** Prompt **
Set down the material below word for word, excluding the pictures.

** Exercise input **
↓↓↓
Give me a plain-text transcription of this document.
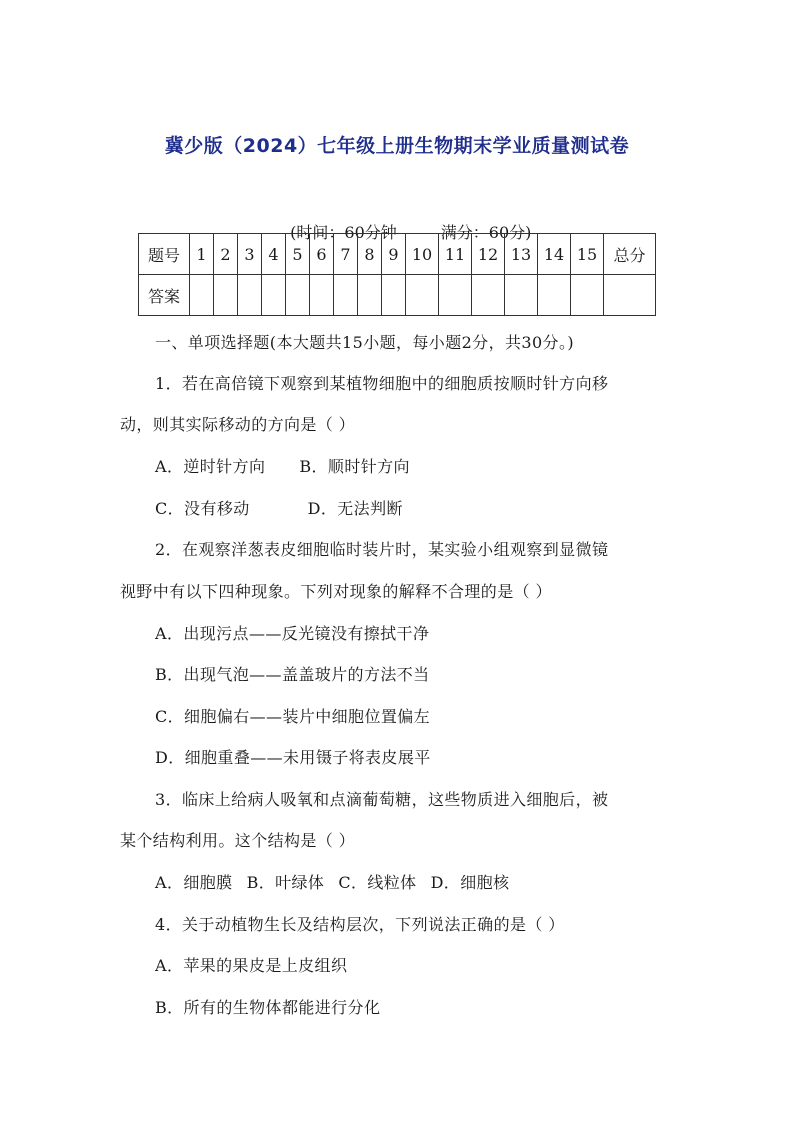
冀少版（2024）七年级上册生物期末学业质量测试卷

(时间：60分钟	满分：60分)

题号	1	2	3	4	5	6	7	8	9	10	11	12	13	14	15	总分
答案																
一、单项选择题(本大题共15小题，每小题2分，共30分。)
1．若在高倍镜下观察到某植物细胞中的细胞质按顺时针方向移
动，则其实际移动的方向是（ ）
A．逆时针方向 B．顺时针方向
C．没有移动	D．无法判断
2．在观察洋葱表皮细胞临时装片时，某实验小组观察到显微镜
视野中有以下四种现象。下列对现象的解释不合理的是（ ）
A．出现污点——反光镜没有擦拭干净
B．出现气泡——盖盖玻片的方法不当
C．细胞偏右——装片中细胞位置偏左
D．细胞重叠——未用镊子将表皮展平
3．临床上给病人吸氧和点滴葡萄糖，这些物质进入细胞后，被
某个结构利用。这个结构是（ ）
A．细胞膜 B．叶绿体 C．线粒体 D．细胞核
4．关于动植物生长及结构层次，下列说法正确的是（ ）
A．苹果的果皮是上皮组织
B．所有的生物体都能进行分化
↑↑↑
** Result below **
Give me a plain-text transcription of this document.
冀少版（2024）七年级上册生物期末学业质量测试卷

(时间：60分钟	满分：60分)

题号	1	2	3	4	5	6	7	8	9	10	11	12	13	14	15	总分
答案																
一、单项选择题(本大题共15小题，每小题2分，共30分。)
1．若在高倍镜下观察到某植物细胞中的细胞质按顺时针方向移
动，则其实际移动的方向是（ ）
A．逆时针方向 B．顺时针方向
C．没有移动	D．无法判断
2．在观察洋葱表皮细胞临时装片时，某实验小组观察到显微镜
视野中有以下四种现象。下列对现象的解释不合理的是（ ）
A．出现污点——反光镜没有擦拭干净
B．出现气泡——盖盖玻片的方法不当
C．细胞偏右——装片中细胞位置偏左
D．细胞重叠——未用镊子将表皮展平
3．临床上给病人吸氧和点滴葡萄糖，这些物质进入细胞后，被
某个结构利用。这个结构是（ ）
A．细胞膜 B．叶绿体 C．线粒体 D．细胞核
4．关于动植物生长及结构层次，下列说法正确的是（ ）
A．苹果的果皮是上皮组织
B．所有的生物体都能进行分化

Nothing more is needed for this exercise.